----- 抜粋本文 -----
説明

透水性隔壁

【課題】 透水性の確保が容易で、目詰まりが発生し難い構造の透水性隔壁を提供する。
【解決手段】 外側面12a側からの地下水の取り込みが可能な多孔質の透水部12とその周囲に形成される構造壁部13とを備えた透水セグメント11である。
そして、透水部12の外側面12aが遮水性を有する袋状部材14によって覆われており、袋状部材14による被覆を解除するトリガ装置16が備えられている。

【発明の詳細な説明】
【技術分野】
【0001】
本発明は、外側面側から地下水を取り込むことができる集水トンネルや遮水壁として使用した後に地下水の流れを回復させることが可能な地中連続壁用の透水性隔壁に関するものである。
【背景技術】
【0002】
従来、地中に滞留した海水や地下水を取水して利用するために構築される集水トンネルが知られている(特許文献1,2等参照)。
【0003】
この集水トンネルは、円弧状の透水セグメント1を複数組み合わせて円筒形に形成されたトンネルであって、透水セグメント1には外側面側から地下水を取り込むための透水部2と、この透水部2とトンネル内部を連通させる導水管4,4とが設けられている(図7参照)。
【0004】
この透水部2は、多孔質のポーラスコンクリートで構成されており、トンネル外側面側の地下水が透水部2に浸み込んで導水管4,4を通って集水トンネルの内部に取り込まれる。
【0005】
一方、このような集水トンネルでは、設置と同時に地下水が透水部2に浸透して導水管4,4を通ってトンネル内部に流れ込むことを防ぐため、図7に示すように導水管4,4の端部に蓋部5,5を取り付け、施工中はトンネル内部に水が流れ込まないように構成されている。
【0006】
さらに、この蓋部5,5は、いずれは撤去しなければならず、撤去と同時に水がトンネル内部に流れ込むのを防ぐために、図7に示すように生分解性シート6で透水部2の外側面を覆った技術が特許文献2に開示されている。
【0007】
以上においては集水トンネルについて述べたが、地下構造物を構築する際に土留め及び遮水の目的で構築される地中連続壁は、地下水の流れを分断して地下水の上昇又は低下を引き起こし、浸水、井戸枯れ、地盤沈下などを引き起こす原因となりうるので、使用後に透水性を回復させる機能を設けることが望まれている(特許文献3など参照)。
【特許文献1】特開平11−303155号公報
【特許文献2】特開2003−268814号公報
【特許文献3】特開平10−317370号公報
【発明の開示】
【発明が解決しようとする課題】
【0008】
しかしながら、前記した透水セグメント1の透水部2を覆う生分解性シート6を分解するバクテリア等の微生物は、海水下や地下深い場所ではほとんど存在しておらず、シートが分解されなければ所望する透水性を確保できないという問題がある。
----- 記録一覧 -----
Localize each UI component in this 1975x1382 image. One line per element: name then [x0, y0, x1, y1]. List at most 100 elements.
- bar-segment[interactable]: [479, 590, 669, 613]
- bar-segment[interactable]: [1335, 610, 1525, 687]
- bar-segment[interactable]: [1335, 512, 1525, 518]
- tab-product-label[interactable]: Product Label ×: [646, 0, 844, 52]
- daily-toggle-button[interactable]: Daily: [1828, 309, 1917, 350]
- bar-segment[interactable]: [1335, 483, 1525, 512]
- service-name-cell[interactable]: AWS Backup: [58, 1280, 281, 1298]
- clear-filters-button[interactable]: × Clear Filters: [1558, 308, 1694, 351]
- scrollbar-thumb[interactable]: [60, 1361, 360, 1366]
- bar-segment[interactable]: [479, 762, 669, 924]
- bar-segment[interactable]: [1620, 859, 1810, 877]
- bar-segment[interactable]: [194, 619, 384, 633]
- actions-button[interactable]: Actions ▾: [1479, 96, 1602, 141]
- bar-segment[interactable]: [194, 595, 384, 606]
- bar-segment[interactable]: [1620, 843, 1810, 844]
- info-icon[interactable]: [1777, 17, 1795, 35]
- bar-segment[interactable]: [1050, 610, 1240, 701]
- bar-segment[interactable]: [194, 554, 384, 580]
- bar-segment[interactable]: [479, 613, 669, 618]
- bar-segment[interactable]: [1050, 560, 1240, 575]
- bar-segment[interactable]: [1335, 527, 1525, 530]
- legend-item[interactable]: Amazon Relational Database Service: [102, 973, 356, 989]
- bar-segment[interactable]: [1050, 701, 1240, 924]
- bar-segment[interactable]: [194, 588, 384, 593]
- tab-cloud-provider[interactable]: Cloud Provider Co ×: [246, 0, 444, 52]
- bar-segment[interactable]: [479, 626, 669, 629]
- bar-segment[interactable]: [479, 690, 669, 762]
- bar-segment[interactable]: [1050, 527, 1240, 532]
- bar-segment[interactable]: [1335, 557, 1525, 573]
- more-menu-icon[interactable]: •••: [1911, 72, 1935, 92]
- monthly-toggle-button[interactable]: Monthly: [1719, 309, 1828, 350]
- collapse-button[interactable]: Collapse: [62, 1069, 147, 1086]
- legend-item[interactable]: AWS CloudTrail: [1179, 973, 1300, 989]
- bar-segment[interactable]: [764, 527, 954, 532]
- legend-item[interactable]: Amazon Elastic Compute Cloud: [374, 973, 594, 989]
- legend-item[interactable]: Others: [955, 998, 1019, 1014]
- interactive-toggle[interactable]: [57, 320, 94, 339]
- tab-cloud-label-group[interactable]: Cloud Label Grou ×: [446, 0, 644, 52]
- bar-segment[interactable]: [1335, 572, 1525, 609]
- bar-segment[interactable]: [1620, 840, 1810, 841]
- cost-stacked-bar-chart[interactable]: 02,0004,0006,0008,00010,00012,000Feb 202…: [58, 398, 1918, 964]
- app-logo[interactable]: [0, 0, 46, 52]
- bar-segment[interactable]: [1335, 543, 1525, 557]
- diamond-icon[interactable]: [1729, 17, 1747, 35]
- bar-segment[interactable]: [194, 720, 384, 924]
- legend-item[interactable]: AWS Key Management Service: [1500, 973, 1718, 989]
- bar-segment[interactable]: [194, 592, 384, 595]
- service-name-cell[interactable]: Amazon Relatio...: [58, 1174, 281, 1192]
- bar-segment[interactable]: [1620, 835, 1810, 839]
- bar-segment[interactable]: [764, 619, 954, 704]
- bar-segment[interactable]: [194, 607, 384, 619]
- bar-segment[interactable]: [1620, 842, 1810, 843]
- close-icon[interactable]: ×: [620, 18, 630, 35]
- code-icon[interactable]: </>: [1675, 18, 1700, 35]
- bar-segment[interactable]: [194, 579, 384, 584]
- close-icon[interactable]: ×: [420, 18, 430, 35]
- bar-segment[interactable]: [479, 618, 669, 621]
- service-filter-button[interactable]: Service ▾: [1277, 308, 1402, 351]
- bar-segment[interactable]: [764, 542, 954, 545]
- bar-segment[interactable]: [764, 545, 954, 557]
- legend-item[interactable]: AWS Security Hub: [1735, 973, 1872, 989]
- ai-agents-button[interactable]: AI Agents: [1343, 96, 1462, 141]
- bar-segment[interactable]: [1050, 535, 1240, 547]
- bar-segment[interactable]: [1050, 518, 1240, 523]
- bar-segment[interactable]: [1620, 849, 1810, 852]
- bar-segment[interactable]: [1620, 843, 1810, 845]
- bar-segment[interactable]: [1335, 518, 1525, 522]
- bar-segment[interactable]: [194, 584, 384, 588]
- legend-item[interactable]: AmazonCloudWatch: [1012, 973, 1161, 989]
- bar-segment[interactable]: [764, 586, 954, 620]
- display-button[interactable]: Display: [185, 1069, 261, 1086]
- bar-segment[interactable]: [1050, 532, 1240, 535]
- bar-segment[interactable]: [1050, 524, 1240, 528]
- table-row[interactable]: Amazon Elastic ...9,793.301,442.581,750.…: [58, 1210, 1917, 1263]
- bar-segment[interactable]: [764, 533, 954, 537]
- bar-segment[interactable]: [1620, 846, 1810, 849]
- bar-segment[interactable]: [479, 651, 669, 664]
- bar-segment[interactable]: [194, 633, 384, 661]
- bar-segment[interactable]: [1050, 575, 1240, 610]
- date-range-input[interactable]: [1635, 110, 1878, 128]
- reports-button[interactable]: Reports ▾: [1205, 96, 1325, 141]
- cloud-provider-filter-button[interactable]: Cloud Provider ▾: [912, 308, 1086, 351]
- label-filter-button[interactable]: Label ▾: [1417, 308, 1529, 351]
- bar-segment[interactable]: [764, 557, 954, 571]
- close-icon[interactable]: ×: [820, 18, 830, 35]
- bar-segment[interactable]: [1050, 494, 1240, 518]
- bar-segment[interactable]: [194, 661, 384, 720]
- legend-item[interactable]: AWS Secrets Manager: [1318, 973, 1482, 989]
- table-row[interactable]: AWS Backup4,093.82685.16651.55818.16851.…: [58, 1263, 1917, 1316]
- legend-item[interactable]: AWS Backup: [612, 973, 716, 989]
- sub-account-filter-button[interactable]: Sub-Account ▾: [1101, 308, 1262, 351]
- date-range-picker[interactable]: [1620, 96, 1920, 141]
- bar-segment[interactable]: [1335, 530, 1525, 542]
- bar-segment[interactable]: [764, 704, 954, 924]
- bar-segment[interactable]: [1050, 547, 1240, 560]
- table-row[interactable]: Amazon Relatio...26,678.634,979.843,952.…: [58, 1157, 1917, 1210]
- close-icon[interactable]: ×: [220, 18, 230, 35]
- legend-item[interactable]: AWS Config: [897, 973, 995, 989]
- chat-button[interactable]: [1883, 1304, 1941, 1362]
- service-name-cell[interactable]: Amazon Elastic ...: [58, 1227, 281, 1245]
-----
▶ _作業内容_:
透水性隔壁についての抜粋本文を、最後の一文の後から引き継いで書き進める。

▶ _回答_:
【0009】
また、図7に示すように、面状に広がる透水部2で集めた地下水を、点状の導水管4,4に集めて排出させる場合は、導水管4,4を流れる地下水の流速が早くなることで透水部2に土粒子を引き込んで目詰まりを起こす場合がある。
【0010】
そこで、本発明は、透水性の確保が容易で、目詰まりが発生し難い構造の透水性隔壁を提供することを目的としている。
【課題を解決するための手段】
【0011】
前記目的を達成するために、本発明は、外側面側からの地下水の取り込みが可能な多孔質の透水部とその周囲に形成される構造壁部とを備えた透水性隔壁であって、前記透水部の外側面、内側面又は内部面の少なくとも一面が遮水性を有するシート状部材によって覆われており、前記シート状部材による被覆を解除する撤去装置が備えられている透水性隔壁であることを特徴とする。
【0012】
ここで、前記シート状部材は、袋状に形成されるとともに内部に前記透水部を透過可能な充填材が充填されて膨張しており、前記撤去装置として前記シート状部材を破って前記充填材を流出させるトリガ装置が備えられるように構成することができる。
【0013】
また、前記透水部には前記内側面と前記シート状部材が配設される面とを貫通させる貫通孔が設けられており、その貫通孔の内部には前記トリガ装置として針状部材が前記シート状部材に向けて発射可能に設置されるように構成してもよい。
【0014】
また、上記したいずれかの発明において、前記透水部には前記内側面と前記シート状部材が配設される面とを貫通させる貫通孔が設けられており、前記撤去装置として前記貫通孔に前記シート状部材を引き込む引込装置が備えられるように構成することができる。
【0015】
さらに、上記したいずれかの発明において、前記透水部の厚みは前記構造壁部の厚みより薄く形成されており、その厚みの差によって形成される空間に前記シート状部材が配設されるように構成することができる。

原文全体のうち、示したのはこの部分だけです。